== Records provided ==

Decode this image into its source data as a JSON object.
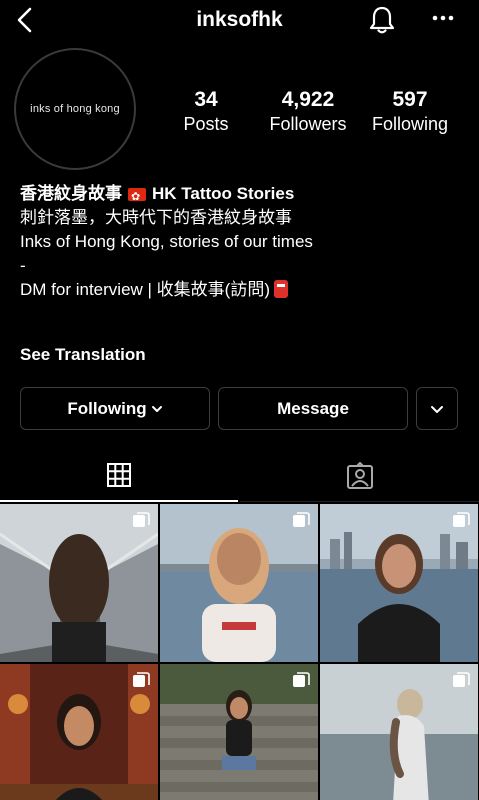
{
  "header": {
    "username": "inksofhk"
  },
  "profile": {
    "avatar_text": "inks of hong kong",
    "stats": [
      {
        "value": "34",
        "label": "Posts"
      },
      {
        "value": "4,922",
        "label": "Followers"
      },
      {
        "value": "597",
        "label": "Following"
      }
    ],
    "bio": {
      "name_zh": "香港紋身故事",
      "name_en": "HK Tattoo Stories",
      "line1": "刺針落墨，大時代下的香港紋身故事",
      "line2": "Inks of Hong Kong, stories of our times",
      "line3": "-",
      "line4": "DM for interview | 收集故事(訪問)"
    },
    "see_translation": "See Translation"
  },
  "actions": {
    "following": "Following",
    "message": "Message"
  },
  "colors": {
    "background": "#000000",
    "text": "#ffffff",
    "border": "#3c3c3c"
  },
  "grid_posts": [
    {
      "desc": "woman from behind on bridge"
    },
    {
      "desc": "woman smiling at harbour"
    },
    {
      "desc": "woman at waterfront skyline"
    },
    {
      "desc": "woman praying at temple"
    },
    {
      "desc": "woman sitting on steps"
    },
    {
      "desc": "woman by the sea"
    }
  ]
}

===

→ **To be done**:
Transcribe every entry word for word, but skip the pictures.

→ **Response**:
Decode this image into its source data as a JSON object.
{
  "header": {
    "username": "inksofhk"
  },
  "profile": {
    "avatar_text": "inks of hong kong",
    "stats": [
      {
        "value": "34",
        "label": "Posts"
      },
      {
        "value": "4,922",
        "label": "Followers"
      },
      {
        "value": "597",
        "label": "Following"
      }
    ],
    "bio": {
      "name_zh": "香港紋身故事",
      "name_en": "HK Tattoo Stories",
      "line1": "刺針落墨，大時代下的香港紋身故事",
      "line2": "Inks of Hong Kong, stories of our times",
      "line3": "-",
      "line4": "DM for interview | 收集故事(訪問)"
    },
    "see_translation": "See Translation"
  },
  "actions": {
    "following": "Following",
    "message": "Message"
  },
  "colors": {
    "background": "#000000",
    "text": "#ffffff",
    "border": "#3c3c3c"
  },
  "grid_posts": [
    {
      "desc": "woman from behind on bridge"
    },
    {
      "desc": "woman smiling at harbour"
    },
    {
      "desc": "woman at waterfront skyline"
    },
    {
      "desc": "woman praying at temple"
    },
    {
      "desc": "woman sitting on steps"
    },
    {
      "desc": "woman by the sea"
    }
  ]
}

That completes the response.